Aim of the exercise:
Copy all records verbatim.

Excerpted records:
┌────────
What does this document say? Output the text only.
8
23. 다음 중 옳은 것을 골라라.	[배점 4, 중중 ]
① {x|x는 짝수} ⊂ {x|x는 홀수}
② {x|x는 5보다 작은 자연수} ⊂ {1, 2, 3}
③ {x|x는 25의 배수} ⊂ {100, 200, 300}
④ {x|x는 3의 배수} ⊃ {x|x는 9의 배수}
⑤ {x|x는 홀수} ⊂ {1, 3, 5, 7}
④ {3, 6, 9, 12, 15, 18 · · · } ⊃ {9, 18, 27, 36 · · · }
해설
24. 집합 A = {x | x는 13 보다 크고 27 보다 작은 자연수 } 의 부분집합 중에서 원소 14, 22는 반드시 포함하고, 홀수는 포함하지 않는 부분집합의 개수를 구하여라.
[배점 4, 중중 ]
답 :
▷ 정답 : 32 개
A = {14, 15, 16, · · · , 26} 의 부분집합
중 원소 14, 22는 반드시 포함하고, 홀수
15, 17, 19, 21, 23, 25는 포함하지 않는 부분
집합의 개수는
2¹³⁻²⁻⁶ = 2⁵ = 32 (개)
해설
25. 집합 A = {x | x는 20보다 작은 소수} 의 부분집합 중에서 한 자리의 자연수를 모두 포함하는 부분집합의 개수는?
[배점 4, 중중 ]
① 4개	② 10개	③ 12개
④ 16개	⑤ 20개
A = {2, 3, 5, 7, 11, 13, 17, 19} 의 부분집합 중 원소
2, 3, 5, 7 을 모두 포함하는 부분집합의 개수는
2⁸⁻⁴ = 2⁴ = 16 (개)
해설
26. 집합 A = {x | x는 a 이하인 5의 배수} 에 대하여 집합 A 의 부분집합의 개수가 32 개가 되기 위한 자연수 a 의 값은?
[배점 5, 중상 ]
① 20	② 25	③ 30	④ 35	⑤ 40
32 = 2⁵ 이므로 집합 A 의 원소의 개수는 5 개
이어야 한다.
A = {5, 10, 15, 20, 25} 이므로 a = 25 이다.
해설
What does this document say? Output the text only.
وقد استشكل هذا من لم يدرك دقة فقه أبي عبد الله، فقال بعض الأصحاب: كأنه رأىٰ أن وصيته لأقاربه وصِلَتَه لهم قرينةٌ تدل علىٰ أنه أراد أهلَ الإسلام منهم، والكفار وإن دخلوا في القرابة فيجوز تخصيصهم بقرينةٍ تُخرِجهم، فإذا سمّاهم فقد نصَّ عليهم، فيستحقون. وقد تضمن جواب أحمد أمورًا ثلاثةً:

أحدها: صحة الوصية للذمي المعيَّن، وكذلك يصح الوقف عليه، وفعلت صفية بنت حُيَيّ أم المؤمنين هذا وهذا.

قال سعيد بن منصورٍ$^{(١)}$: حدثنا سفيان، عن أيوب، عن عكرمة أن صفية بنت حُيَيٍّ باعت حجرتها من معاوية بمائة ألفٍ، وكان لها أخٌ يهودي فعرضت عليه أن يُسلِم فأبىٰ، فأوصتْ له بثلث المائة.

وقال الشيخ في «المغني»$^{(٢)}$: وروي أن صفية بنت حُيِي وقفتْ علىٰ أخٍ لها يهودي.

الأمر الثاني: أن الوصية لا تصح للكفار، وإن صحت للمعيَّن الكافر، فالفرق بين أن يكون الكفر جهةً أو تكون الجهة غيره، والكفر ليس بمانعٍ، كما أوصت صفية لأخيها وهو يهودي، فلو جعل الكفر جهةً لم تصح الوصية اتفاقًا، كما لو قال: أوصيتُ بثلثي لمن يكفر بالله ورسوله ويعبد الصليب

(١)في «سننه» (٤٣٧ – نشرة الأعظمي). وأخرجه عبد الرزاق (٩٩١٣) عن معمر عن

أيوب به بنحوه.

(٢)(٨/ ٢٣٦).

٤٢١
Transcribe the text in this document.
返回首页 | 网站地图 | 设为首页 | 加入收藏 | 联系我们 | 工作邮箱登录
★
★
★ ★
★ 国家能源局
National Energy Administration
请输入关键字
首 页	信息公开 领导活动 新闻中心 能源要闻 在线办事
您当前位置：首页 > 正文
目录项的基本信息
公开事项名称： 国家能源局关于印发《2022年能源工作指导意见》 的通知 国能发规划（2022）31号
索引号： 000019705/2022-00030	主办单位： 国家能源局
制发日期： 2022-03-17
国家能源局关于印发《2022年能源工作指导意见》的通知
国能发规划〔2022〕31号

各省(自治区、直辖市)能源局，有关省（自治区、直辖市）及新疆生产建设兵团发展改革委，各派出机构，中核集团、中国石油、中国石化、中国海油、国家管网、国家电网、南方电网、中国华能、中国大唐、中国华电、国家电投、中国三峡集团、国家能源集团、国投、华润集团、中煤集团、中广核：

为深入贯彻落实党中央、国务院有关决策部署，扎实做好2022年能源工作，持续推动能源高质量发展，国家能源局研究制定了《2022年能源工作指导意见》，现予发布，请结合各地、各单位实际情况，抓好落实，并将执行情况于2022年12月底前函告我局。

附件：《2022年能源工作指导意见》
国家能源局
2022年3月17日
└────────
Written response:
What does this document say? Output the text only.
8
23. 다음 중 옳은 것을 골라라.	[배점 4, 중중 ]
① {x|x는 짝수} ⊂ {x|x는 홀수}
② {x|x는 5보다 작은 자연수} ⊂ {1, 2, 3}
③ {x|x는 25의 배수} ⊂ {100, 200, 300}
④ {x|x는 3의 배수} ⊃ {x|x는 9의 배수}
⑤ {x|x는 홀수} ⊂ {1, 3, 5, 7}
④ {3, 6, 9, 12, 15, 18 · · · } ⊃ {9, 18, 27, 36 · · · }
해설
24. 집합 A = {x | x는 13 보다 크고 27 보다 작은 자연수 } 의 부분집합 중에서 원소 14, 22는 반드시 포함하고, 홀수는 포함하지 않는 부분집합의 개수를 구하여라.
[배점 4, 중중 ]
답 :
▷ 정답 : 32 개
A = {14, 15, 16, · · · , 26} 의 부분집합
중 원소 14, 22는 반드시 포함하고, 홀수
15, 17, 19, 21, 23, 25는 포함하지 않는 부분
집합의 개수는
2¹³⁻²⁻⁶ = 2⁵ = 32 (개)
해설
25. 집합 A = {x | x는 20보다 작은 소수} 의 부분집합 중에서 한 자리의 자연수를 모두 포함하는 부분집합의 개수는?
[배점 4, 중중 ]
① 4개	② 10개	③ 12개
④ 16개	⑤ 20개
A = {2, 3, 5, 7, 11, 13, 17, 19} 의 부분집합 중 원소
2, 3, 5, 7 을 모두 포함하는 부분집합의 개수는
2⁸⁻⁴ = 2⁴ = 16 (개)
해설
26. 집합 A = {x | x는 a 이하인 5의 배수} 에 대하여 집합 A 의 부분집합의 개수가 32 개가 되기 위한 자연수 a 의 값은?
[배점 5, 중상 ]
① 20	② 25	③ 30	④ 35	⑤ 40
32 = 2⁵ 이므로 집합 A 의 원소의 개수는 5 개
이어야 한다.
A = {5, 10, 15, 20, 25} 이므로 a = 25 이다.
해설
What does this document say? Output the text only.
وقد استشكل هذا من لم يدرك دقة فقه أبي عبد الله، فقال بعض الأصحاب: كأنه رأىٰ أن وصيته لأقاربه وصِلَتَه لهم قرينةٌ تدل علىٰ أنه أراد أهلَ الإسلام منهم، والكفار وإن دخلوا في القرابة فيجوز تخصيصهم بقرينةٍ تُخرِجهم، فإذا سمّاهم فقد نصَّ عليهم، فيستحقون. وقد تضمن جواب أحمد أمورًا ثلاثةً:

أحدها: صحة الوصية للذمي المعيَّن، وكذلك يصح الوقف عليه، وفعلت صفية بنت حُيَيّ أم المؤمنين هذا وهذا.

قال سعيد بن منصورٍ$^{(١)}$: حدثنا سفيان، عن أيوب، عن عكرمة أن صفية بنت حُيَيٍّ باعت حجرتها من معاوية بمائة ألفٍ، وكان لها أخٌ يهودي فعرضت عليه أن يُسلِم فأبىٰ، فأوصتْ له بثلث المائة.

وقال الشيخ في «المغني»$^{(٢)}$: وروي أن صفية بنت حُيِي وقفتْ علىٰ أخٍ لها يهودي.

الأمر الثاني: أن الوصية لا تصح للكفار، وإن صحت للمعيَّن الكافر، فالفرق بين أن يكون الكفر جهةً أو تكون الجهة غيره، والكفر ليس بمانعٍ، كما أوصت صفية لأخيها وهو يهودي، فلو جعل الكفر جهةً لم تصح الوصية اتفاقًا، كما لو قال: أوصيتُ بثلثي لمن يكفر بالله ورسوله ويعبد الصليب

(١)في «سننه» (٤٣٧ – نشرة الأعظمي). وأخرجه عبد الرزاق (٩٩١٣) عن معمر عن

أيوب به بنحوه.

(٢)(٨/ ٢٣٦).

٤٢١
Transcribe the text in this document.
返回首页 | 网站地图 | 设为首页 | 加入收藏 | 联系我们 | 工作邮箱登录
★
★
★ ★
★ 国家能源局
National Energy Administration
请输入关键字
首 页	信息公开 领导活动 新闻中心 能源要闻 在线办事
您当前位置：首页 > 正文
目录项的基本信息
公开事项名称： 国家能源局关于印发《2022年能源工作指导意见》 的通知 国能发规划（2022）31号
索引号： 000019705/2022-00030	主办单位： 国家能源局
制发日期： 2022-03-17
国家能源局关于印发《2022年能源工作指导意见》的通知
国能发规划〔2022〕31号

各省(自治区、直辖市)能源局，有关省（自治区、直辖市）及新疆生产建设兵团发展改革委，各派出机构，中核集团、中国石油、中国石化、中国海油、国家管网、国家电网、南方电网、中国华能、中国大唐、中国华电、国家电投、中国三峡集团、国家能源集团、国投、华润集团、中煤集团、中广核：

为深入贯彻落实党中央、国务院有关决策部署，扎实做好2022年能源工作，持续推动能源高质量发展，国家能源局研究制定了《2022年能源工作指导意见》，现予发布，请结合各地、各单位实际情况，抓好落实，并将执行情况于2022年12月底前函告我局。

附件：《2022年能源工作指导意见》
国家能源局
2022年3月17日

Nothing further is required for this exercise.